* BEGIN *

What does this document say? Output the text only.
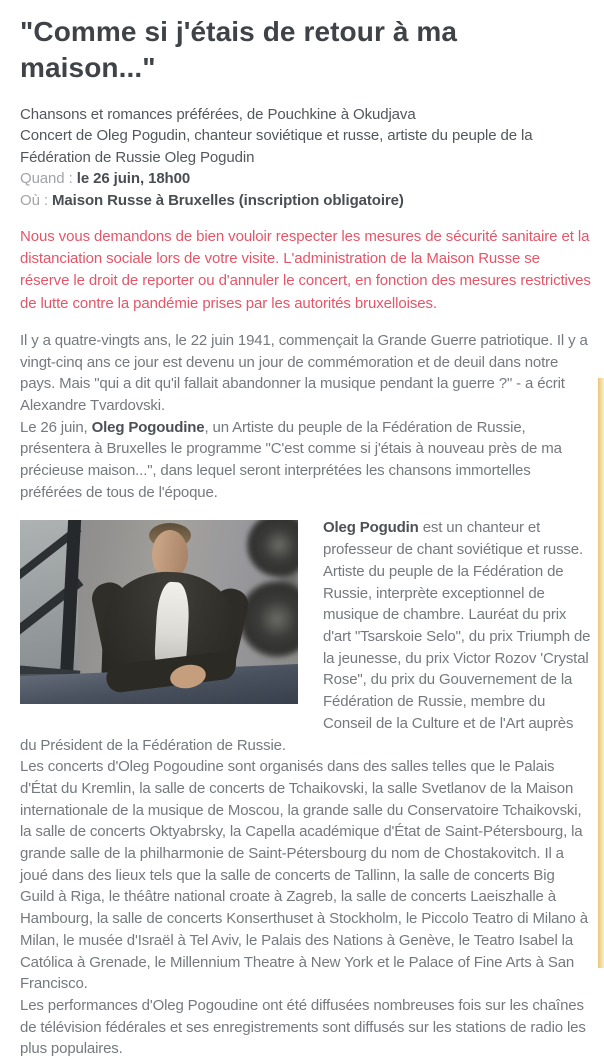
"Comme si j'étais de retour à ma maison..."
Chansons et romances préférées, de Pouchkine à Okudjava
Concert de Oleg Pogudin, chanteur soviétique et russe, artiste du peuple de la Fédération de Russie Oleg Pogudin
Quand : le 26 juin, 18h00
Où : Maison Russe à Bruxelles (inscription obligatoire)

Nous vous demandons de bien vouloir respecter les mesures de sécurité sanitaire et la distanciation sociale lors de votre visite. L'administration de la Maison Russe se réserve le droit de reporter ou d'annuler le concert, en fonction des mesures restrictives de lutte contre la pandémie prises par les autorités bruxelloises.

Il y a quatre-vingts ans, le 22 juin 1941, commençait la Grande Guerre patriotique. Il y a vingt-cinq ans ce jour est devenu un jour de commémoration et de deuil dans notre pays. Mais "qui a dit qu'il fallait abandonner la musique pendant la guerre ?" - a écrit Alexandre Tvardovski.

Le 26 juin, Oleg Pogoudine, un Artiste du peuple de la Fédération de Russie, présentera à Bruxelles le programme "C'est comme si j'étais à nouveau près de ma précieuse maison...", dans lequel seront interprétées les chansons immortelles préférées de tous de l'époque.

Oleg Pogudin est un chanteur et professeur de chant soviétique et russe. Artiste du peuple de la Fédération de Russie, interprète exceptionnel de musique de chambre. Lauréat du prix d'art "Tsarskoie Selo", du prix Triumph de la jeunesse, du prix Victor Rozov 'Crystal Rose", du prix du Gouvernement de la Fédération de Russie, membre du Conseil de la Culture et de l'Art auprès du Président de la Fédération de Russie.

Les concerts d'Oleg Pogoudine sont organisés dans des salles telles que le Palais d'État du Kremlin, la salle de concerts de Tchaikovski, la salle Svetlanov de la Maison internationale de la musique de Moscou, la grande salle du Conservatoire Tchaikovski, la salle de concerts Oktyabrsky, la Capella académique d'État de Saint-Pétersbourg, la grande salle de la philharmonie de Saint-Pétersbourg du nom de Chostakovitch. Il a joué dans des lieux tels que la salle de concerts de Tallinn, la salle de concerts Big Guild à Riga, le théâtre national croate à Zagreb, la salle de concerts Laeiszhalle à Hambourg, la salle de concerts Konserthuset à Stockholm, le Piccolo Teatro di Milano à Milan, le musée d'Israël à Tel Aviv, le Palais des Nations à Genève, le Teatro Isabel la Católica à Grenade, le Millennium Theatre à New York et le Palace of Fine Arts à San Francisco.

Les performances d'Oleg Pogoudine ont été diffusées nombreuses fois sur les chaînes de télévision fédérales et ses enregistrements sont diffusés sur les stations de radio les plus populaires.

* END *

In the records above, how many lines include "Bruxelles"? Give that number and nothing more.

2